_Given information_

—————

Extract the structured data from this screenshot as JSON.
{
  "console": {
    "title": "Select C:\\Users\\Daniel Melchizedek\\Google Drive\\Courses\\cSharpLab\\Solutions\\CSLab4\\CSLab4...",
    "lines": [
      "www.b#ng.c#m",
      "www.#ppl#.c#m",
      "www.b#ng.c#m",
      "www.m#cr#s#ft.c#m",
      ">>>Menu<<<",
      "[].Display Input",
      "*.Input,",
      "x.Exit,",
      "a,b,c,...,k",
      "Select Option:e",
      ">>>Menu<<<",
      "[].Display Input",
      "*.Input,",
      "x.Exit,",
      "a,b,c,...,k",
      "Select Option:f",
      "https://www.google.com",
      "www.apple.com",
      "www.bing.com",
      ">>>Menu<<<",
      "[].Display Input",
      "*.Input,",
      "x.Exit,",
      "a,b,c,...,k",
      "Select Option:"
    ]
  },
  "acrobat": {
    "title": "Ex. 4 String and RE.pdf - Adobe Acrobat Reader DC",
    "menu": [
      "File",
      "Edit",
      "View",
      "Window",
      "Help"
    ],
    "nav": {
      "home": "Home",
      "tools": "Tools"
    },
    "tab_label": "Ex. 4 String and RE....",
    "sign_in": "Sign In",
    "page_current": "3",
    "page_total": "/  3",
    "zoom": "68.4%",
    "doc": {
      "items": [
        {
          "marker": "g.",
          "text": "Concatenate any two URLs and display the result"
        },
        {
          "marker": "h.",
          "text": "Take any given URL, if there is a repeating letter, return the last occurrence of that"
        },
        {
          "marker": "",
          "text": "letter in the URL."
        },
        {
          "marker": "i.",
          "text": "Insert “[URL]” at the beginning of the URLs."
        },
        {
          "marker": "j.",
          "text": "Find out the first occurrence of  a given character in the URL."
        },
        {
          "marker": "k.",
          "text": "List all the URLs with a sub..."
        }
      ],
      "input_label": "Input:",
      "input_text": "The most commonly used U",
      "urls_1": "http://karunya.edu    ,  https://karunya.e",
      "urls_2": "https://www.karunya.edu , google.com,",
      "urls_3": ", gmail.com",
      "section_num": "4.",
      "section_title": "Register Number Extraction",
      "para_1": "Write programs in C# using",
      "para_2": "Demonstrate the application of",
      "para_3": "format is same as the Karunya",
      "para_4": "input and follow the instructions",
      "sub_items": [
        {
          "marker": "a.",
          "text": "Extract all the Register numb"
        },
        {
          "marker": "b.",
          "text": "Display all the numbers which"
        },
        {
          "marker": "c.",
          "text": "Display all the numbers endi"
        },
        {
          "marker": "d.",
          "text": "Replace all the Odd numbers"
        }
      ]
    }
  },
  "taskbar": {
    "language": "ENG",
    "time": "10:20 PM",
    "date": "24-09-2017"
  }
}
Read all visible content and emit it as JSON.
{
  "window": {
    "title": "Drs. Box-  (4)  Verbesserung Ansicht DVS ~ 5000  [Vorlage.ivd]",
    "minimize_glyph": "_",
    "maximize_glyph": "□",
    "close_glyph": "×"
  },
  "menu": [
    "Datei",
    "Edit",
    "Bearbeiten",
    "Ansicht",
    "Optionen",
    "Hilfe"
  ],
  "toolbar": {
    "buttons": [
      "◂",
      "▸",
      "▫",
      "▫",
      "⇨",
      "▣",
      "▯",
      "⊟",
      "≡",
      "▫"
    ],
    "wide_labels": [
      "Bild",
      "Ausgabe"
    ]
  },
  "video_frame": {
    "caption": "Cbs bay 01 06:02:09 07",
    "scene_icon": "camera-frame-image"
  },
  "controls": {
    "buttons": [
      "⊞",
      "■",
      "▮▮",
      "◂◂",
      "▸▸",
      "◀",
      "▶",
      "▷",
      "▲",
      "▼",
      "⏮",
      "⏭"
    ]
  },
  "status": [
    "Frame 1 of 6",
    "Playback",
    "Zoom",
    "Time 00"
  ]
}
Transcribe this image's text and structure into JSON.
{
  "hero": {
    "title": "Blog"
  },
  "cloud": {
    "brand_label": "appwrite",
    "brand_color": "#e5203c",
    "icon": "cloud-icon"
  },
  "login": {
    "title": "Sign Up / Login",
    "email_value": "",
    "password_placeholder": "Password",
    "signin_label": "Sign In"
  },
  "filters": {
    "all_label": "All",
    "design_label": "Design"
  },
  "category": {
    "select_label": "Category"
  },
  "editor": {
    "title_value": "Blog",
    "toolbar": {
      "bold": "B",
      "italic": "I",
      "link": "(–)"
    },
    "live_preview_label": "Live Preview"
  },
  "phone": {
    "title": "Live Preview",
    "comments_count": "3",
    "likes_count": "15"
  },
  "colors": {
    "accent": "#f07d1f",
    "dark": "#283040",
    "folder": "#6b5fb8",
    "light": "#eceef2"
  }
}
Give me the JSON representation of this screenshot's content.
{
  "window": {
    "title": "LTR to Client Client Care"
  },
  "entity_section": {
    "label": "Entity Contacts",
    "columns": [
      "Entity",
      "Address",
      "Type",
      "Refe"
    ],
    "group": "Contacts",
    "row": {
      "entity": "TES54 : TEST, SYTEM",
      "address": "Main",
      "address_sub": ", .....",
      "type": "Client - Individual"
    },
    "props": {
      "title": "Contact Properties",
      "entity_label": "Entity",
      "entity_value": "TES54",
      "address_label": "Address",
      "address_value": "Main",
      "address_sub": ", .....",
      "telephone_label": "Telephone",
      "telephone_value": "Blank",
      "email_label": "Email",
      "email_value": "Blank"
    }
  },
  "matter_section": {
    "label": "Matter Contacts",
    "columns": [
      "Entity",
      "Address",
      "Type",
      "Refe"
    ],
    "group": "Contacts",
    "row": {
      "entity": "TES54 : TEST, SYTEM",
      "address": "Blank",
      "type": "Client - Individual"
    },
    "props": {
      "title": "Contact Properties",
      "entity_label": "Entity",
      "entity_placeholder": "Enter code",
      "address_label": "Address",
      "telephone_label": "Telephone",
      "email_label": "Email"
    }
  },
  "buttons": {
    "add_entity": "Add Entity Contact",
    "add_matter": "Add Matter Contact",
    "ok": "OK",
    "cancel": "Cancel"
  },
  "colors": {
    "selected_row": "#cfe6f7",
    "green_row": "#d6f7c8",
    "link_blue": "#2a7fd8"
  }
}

—————

Retype the whole listing above exactly.

Extract the structured data from this screenshot as JSON.
{
  "console": {
    "title": "Select C:\\Users\\Daniel Melchizedek\\Google Drive\\Courses\\cSharpLab\\Solutions\\CSLab4\\CSLab4...",
    "lines": [
      "www.b#ng.c#m",
      "www.#ppl#.c#m",
      "www.b#ng.c#m",
      "www.m#cr#s#ft.c#m",
      ">>>Menu<<<",
      "[].Display Input",
      "*.Input,",
      "x.Exit,",
      "a,b,c,...,k",
      "Select Option:e",
      ">>>Menu<<<",
      "[].Display Input",
      "*.Input,",
      "x.Exit,",
      "a,b,c,...,k",
      "Select Option:f",
      "https://www.google.com",
      "www.apple.com",
      "www.bing.com",
      ">>>Menu<<<",
      "[].Display Input",
      "*.Input,",
      "x.Exit,",
      "a,b,c,...,k",
      "Select Option:"
    ]
  },
  "acrobat": {
    "title": "Ex. 4 String and RE.pdf - Adobe Acrobat Reader DC",
    "menu": [
      "File",
      "Edit",
      "View",
      "Window",
      "Help"
    ],
    "nav": {
      "home": "Home",
      "tools": "Tools"
    },
    "tab_label": "Ex. 4 String and RE....",
    "sign_in": "Sign In",
    "page_current": "3",
    "page_total": "/  3",
    "zoom": "68.4%",
    "doc": {
      "items": [
        {
          "marker": "g.",
          "text": "Concatenate any two URLs and display the result"
        },
        {
          "marker": "h.",
          "text": "Take any given URL, if there is a repeating letter, return the last occurrence of that"
        },
        {
          "marker": "",
          "text": "letter in the URL."
        },
        {
          "marker": "i.",
          "text": "Insert “[URL]” at the beginning of the URLs."
        },
        {
          "marker": "j.",
          "text": "Find out the first occurrence of  a given character in the URL."
        },
        {
          "marker": "k.",
          "text": "List all the URLs with a sub..."
        }
      ],
      "input_label": "Input:",
      "input_text": "The most commonly used U",
      "urls_1": "http://karunya.edu    ,  https://karunya.e",
      "urls_2": "https://www.karunya.edu , google.com,",
      "urls_3": ", gmail.com",
      "section_num": "4.",
      "section_title": "Register Number Extraction",
      "para_1": "Write programs in C# using",
      "para_2": "Demonstrate the application of",
      "para_3": "format is same as the Karunya",
      "para_4": "input and follow the instructions",
      "sub_items": [
        {
          "marker": "a.",
          "text": "Extract all the Register numb"
        },
        {
          "marker": "b.",
          "text": "Display all the numbers which"
        },
        {
          "marker": "c.",
          "text": "Display all the numbers endi"
        },
        {
          "marker": "d.",
          "text": "Replace all the Odd numbers"
        }
      ]
    }
  },
  "taskbar": {
    "language": "ENG",
    "time": "10:20 PM",
    "date": "24-09-2017"
  }
}
Read all visible content and emit it as JSON.
{
  "window": {
    "title": "Drs. Box-  (4)  Verbesserung Ansicht DVS ~ 5000  [Vorlage.ivd]",
    "minimize_glyph": "_",
    "maximize_glyph": "□",
    "close_glyph": "×"
  },
  "menu": [
    "Datei",
    "Edit",
    "Bearbeiten",
    "Ansicht",
    "Optionen",
    "Hilfe"
  ],
  "toolbar": {
    "buttons": [
      "◂",
      "▸",
      "▫",
      "▫",
      "⇨",
      "▣",
      "▯",
      "⊟",
      "≡",
      "▫"
    ],
    "wide_labels": [
      "Bild",
      "Ausgabe"
    ]
  },
  "video_frame": {
    "caption": "Cbs bay 01 06:02:09 07",
    "scene_icon": "camera-frame-image"
  },
  "controls": {
    "buttons": [
      "⊞",
      "■",
      "▮▮",
      "◂◂",
      "▸▸",
      "◀",
      "▶",
      "▷",
      "▲",
      "▼",
      "⏮",
      "⏭"
    ]
  },
  "status": [
    "Frame 1 of 6",
    "Playback",
    "Zoom",
    "Time 00"
  ]
}
Transcribe this image's text and structure into JSON.
{
  "hero": {
    "title": "Blog"
  },
  "cloud": {
    "brand_label": "appwrite",
    "brand_color": "#e5203c",
    "icon": "cloud-icon"
  },
  "login": {
    "title": "Sign Up / Login",
    "email_value": "",
    "password_placeholder": "Password",
    "signin_label": "Sign In"
  },
  "filters": {
    "all_label": "All",
    "design_label": "Design"
  },
  "category": {
    "select_label": "Category"
  },
  "editor": {
    "title_value": "Blog",
    "toolbar": {
      "bold": "B",
      "italic": "I",
      "link": "(–)"
    },
    "live_preview_label": "Live Preview"
  },
  "phone": {
    "title": "Live Preview",
    "comments_count": "3",
    "likes_count": "15"
  },
  "colors": {
    "accent": "#f07d1f",
    "dark": "#283040",
    "folder": "#6b5fb8",
    "light": "#eceef2"
  }
}
Give me the JSON representation of this screenshot's content.
{
  "window": {
    "title": "LTR to Client Client Care"
  },
  "entity_section": {
    "label": "Entity Contacts",
    "columns": [
      "Entity",
      "Address",
      "Type",
      "Refe"
    ],
    "group": "Contacts",
    "row": {
      "entity": "TES54 : TEST, SYTEM",
      "address": "Main",
      "address_sub": ", .....",
      "type": "Client - Individual"
    },
    "props": {
      "title": "Contact Properties",
      "entity_label": "Entity",
      "entity_value": "TES54",
      "address_label": "Address",
      "address_value": "Main",
      "address_sub": ", .....",
      "telephone_label": "Telephone",
      "telephone_value": "Blank",
      "email_label": "Email",
      "email_value": "Blank"
    }
  },
  "matter_section": {
    "label": "Matter Contacts",
    "columns": [
      "Entity",
      "Address",
      "Type",
      "Refe"
    ],
    "group": "Contacts",
    "row": {
      "entity": "TES54 : TEST, SYTEM",
      "address": "Blank",
      "type": "Client - Individual"
    },
    "props": {
      "title": "Contact Properties",
      "entity_label": "Entity",
      "entity_placeholder": "Enter code",
      "address_label": "Address",
      "telephone_label": "Telephone",
      "email_label": "Email"
    }
  },
  "buttons": {
    "add_entity": "Add Entity Contact",
    "add_matter": "Add Matter Contact",
    "ok": "OK",
    "cancel": "Cancel"
  },
  "colors": {
    "selected_row": "#cfe6f7",
    "green_row": "#d6f7c8",
    "link_blue": "#2a7fd8"
  }
}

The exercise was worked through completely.